Give every entry again, word for word and in full.
'''
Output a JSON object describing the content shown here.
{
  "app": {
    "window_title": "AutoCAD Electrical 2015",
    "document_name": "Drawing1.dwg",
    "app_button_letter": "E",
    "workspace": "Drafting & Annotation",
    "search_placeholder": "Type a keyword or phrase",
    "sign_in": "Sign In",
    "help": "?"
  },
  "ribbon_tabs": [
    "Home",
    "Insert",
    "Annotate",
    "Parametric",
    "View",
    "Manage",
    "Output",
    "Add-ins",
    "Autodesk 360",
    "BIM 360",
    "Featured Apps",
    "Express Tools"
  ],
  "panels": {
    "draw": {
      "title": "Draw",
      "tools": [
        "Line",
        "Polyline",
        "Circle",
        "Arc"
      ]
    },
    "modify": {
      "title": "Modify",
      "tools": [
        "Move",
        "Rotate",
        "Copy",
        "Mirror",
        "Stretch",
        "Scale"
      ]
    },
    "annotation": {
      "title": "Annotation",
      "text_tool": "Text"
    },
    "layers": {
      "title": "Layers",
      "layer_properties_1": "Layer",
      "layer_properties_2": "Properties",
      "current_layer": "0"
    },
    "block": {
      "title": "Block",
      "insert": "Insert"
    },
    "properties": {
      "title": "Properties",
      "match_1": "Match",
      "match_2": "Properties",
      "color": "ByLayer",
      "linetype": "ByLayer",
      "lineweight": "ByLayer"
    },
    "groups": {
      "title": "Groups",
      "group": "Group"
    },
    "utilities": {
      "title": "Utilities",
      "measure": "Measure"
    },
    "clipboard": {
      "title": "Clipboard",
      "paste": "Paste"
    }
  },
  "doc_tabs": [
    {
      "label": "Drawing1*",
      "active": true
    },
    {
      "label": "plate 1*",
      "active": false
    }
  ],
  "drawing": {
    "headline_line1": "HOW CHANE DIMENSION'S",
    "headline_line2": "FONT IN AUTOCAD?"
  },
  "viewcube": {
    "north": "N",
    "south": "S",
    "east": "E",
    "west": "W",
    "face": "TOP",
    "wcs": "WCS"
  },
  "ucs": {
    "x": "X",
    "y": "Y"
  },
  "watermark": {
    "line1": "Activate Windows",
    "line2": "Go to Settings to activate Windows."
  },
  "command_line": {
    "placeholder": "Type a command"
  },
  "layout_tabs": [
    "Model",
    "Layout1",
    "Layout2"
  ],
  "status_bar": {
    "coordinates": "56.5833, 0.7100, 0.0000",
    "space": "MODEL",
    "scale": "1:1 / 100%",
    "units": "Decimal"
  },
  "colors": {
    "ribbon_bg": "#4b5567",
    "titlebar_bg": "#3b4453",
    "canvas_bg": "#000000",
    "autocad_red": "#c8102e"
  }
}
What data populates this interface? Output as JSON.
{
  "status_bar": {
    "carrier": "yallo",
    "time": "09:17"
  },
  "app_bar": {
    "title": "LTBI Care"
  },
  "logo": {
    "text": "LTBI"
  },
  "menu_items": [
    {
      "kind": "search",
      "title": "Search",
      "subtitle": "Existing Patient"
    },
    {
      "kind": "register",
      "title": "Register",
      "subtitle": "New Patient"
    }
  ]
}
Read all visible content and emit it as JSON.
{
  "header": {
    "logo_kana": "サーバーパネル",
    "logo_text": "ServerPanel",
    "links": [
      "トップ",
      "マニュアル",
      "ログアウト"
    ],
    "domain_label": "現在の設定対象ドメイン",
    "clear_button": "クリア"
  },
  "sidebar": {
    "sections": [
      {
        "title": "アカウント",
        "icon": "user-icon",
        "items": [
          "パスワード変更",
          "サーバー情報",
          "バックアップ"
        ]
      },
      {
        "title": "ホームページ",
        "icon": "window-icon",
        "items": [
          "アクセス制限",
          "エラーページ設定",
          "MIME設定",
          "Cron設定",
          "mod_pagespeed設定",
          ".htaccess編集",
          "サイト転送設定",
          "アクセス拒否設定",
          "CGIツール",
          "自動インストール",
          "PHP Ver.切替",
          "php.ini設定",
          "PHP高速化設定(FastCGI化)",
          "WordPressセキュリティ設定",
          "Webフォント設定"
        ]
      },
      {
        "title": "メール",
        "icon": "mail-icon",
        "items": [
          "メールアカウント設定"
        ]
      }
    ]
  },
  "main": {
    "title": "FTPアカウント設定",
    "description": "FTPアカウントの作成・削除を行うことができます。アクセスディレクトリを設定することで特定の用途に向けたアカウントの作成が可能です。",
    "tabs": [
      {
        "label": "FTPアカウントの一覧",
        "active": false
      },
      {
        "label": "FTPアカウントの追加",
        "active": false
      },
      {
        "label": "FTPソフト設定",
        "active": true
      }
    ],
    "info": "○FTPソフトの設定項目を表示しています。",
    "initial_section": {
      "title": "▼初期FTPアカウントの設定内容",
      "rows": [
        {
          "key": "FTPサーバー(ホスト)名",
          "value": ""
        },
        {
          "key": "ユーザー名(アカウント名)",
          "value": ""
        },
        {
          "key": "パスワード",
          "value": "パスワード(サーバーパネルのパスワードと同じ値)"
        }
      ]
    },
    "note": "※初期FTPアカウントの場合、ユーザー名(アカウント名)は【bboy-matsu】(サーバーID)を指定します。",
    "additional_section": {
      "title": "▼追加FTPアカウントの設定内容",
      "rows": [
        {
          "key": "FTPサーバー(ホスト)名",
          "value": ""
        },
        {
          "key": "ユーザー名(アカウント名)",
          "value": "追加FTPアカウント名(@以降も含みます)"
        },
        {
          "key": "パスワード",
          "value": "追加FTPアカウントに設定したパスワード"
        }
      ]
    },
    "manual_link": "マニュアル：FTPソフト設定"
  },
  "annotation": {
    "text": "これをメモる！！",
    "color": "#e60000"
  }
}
'''
* **The output**
Output a JSON object describing the content shown here.
{
  "app": {
    "window_title": "AutoCAD Electrical 2015",
    "document_name": "Drawing1.dwg",
    "app_button_letter": "E",
    "workspace": "Drafting & Annotation",
    "search_placeholder": "Type a keyword or phrase",
    "sign_in": "Sign In",
    "help": "?"
  },
  "ribbon_tabs": [
    "Home",
    "Insert",
    "Annotate",
    "Parametric",
    "View",
    "Manage",
    "Output",
    "Add-ins",
    "Autodesk 360",
    "BIM 360",
    "Featured Apps",
    "Express Tools"
  ],
  "panels": {
    "draw": {
      "title": "Draw",
      "tools": [
        "Line",
        "Polyline",
        "Circle",
        "Arc"
      ]
    },
    "modify": {
      "title": "Modify",
      "tools": [
        "Move",
        "Rotate",
        "Copy",
        "Mirror",
        "Stretch",
        "Scale"
      ]
    },
    "annotation": {
      "title": "Annotation",
      "text_tool": "Text"
    },
    "layers": {
      "title": "Layers",
      "layer_properties_1": "Layer",
      "layer_properties_2": "Properties",
      "current_layer": "0"
    },
    "block": {
      "title": "Block",
      "insert": "Insert"
    },
    "properties": {
      "title": "Properties",
      "match_1": "Match",
      "match_2": "Properties",
      "color": "ByLayer",
      "linetype": "ByLayer",
      "lineweight": "ByLayer"
    },
    "groups": {
      "title": "Groups",
      "group": "Group"
    },
    "utilities": {
      "title": "Utilities",
      "measure": "Measure"
    },
    "clipboard": {
      "title": "Clipboard",
      "paste": "Paste"
    }
  },
  "doc_tabs": [
    {
      "label": "Drawing1*",
      "active": true
    },
    {
      "label": "plate 1*",
      "active": false
    }
  ],
  "drawing": {
    "headline_line1": "HOW CHANE DIMENSION'S",
    "headline_line2": "FONT IN AUTOCAD?"
  },
  "viewcube": {
    "north": "N",
    "south": "S",
    "east": "E",
    "west": "W",
    "face": "TOP",
    "wcs": "WCS"
  },
  "ucs": {
    "x": "X",
    "y": "Y"
  },
  "watermark": {
    "line1": "Activate Windows",
    "line2": "Go to Settings to activate Windows."
  },
  "command_line": {
    "placeholder": "Type a command"
  },
  "layout_tabs": [
    "Model",
    "Layout1",
    "Layout2"
  ],
  "status_bar": {
    "coordinates": "56.5833, 0.7100, 0.0000",
    "space": "MODEL",
    "scale": "1:1 / 100%",
    "units": "Decimal"
  },
  "colors": {
    "ribbon_bg": "#4b5567",
    "titlebar_bg": "#3b4453",
    "canvas_bg": "#000000",
    "autocad_red": "#c8102e"
  }
}
What data populates this interface? Output as JSON.
{
  "status_bar": {
    "carrier": "yallo",
    "time": "09:17"
  },
  "app_bar": {
    "title": "LTBI Care"
  },
  "logo": {
    "text": "LTBI"
  },
  "menu_items": [
    {
      "kind": "search",
      "title": "Search",
      "subtitle": "Existing Patient"
    },
    {
      "kind": "register",
      "title": "Register",
      "subtitle": "New Patient"
    }
  ]
}
Read all visible content and emit it as JSON.
{
  "header": {
    "logo_kana": "サーバーパネル",
    "logo_text": "ServerPanel",
    "links": [
      "トップ",
      "マニュアル",
      "ログアウト"
    ],
    "domain_label": "現在の設定対象ドメイン",
    "clear_button": "クリア"
  },
  "sidebar": {
    "sections": [
      {
        "title": "アカウント",
        "icon": "user-icon",
        "items": [
          "パスワード変更",
          "サーバー情報",
          "バックアップ"
        ]
      },
      {
        "title": "ホームページ",
        "icon": "window-icon",
        "items": [
          "アクセス制限",
          "エラーページ設定",
          "MIME設定",
          "Cron設定",
          "mod_pagespeed設定",
          ".htaccess編集",
          "サイト転送設定",
          "アクセス拒否設定",
          "CGIツール",
          "自動インストール",
          "PHP Ver.切替",
          "php.ini設定",
          "PHP高速化設定(FastCGI化)",
          "WordPressセキュリティ設定",
          "Webフォント設定"
        ]
      },
      {
        "title": "メール",
        "icon": "mail-icon",
        "items": [
          "メールアカウント設定"
        ]
      }
    ]
  },
  "main": {
    "title": "FTPアカウント設定",
    "description": "FTPアカウントの作成・削除を行うことができます。アクセスディレクトリを設定することで特定の用途に向けたアカウントの作成が可能です。",
    "tabs": [
      {
        "label": "FTPアカウントの一覧",
        "active": false
      },
      {
        "label": "FTPアカウントの追加",
        "active": false
      },
      {
        "label": "FTPソフト設定",
        "active": true
      }
    ],
    "info": "○FTPソフトの設定項目を表示しています。",
    "initial_section": {
      "title": "▼初期FTPアカウントの設定内容",
      "rows": [
        {
          "key": "FTPサーバー(ホスト)名",
          "value": ""
        },
        {
          "key": "ユーザー名(アカウント名)",
          "value": ""
        },
        {
          "key": "パスワード",
          "value": "パスワード(サーバーパネルのパスワードと同じ値)"
        }
      ]
    },
    "note": "※初期FTPアカウントの場合、ユーザー名(アカウント名)は【bboy-matsu】(サーバーID)を指定します。",
    "additional_section": {
      "title": "▼追加FTPアカウントの設定内容",
      "rows": [
        {
          "key": "FTPサーバー(ホスト)名",
          "value": ""
        },
        {
          "key": "ユーザー名(アカウント名)",
          "value": "追加FTPアカウント名(@以降も含みます)"
        },
        {
          "key": "パスワード",
          "value": "追加FTPアカウントに設定したパスワード"
        }
      ]
    },
    "manual_link": "マニュアル：FTPソフト設定"
  },
  "annotation": {
    "text": "これをメモる！！",
    "color": "#e60000"
  }
}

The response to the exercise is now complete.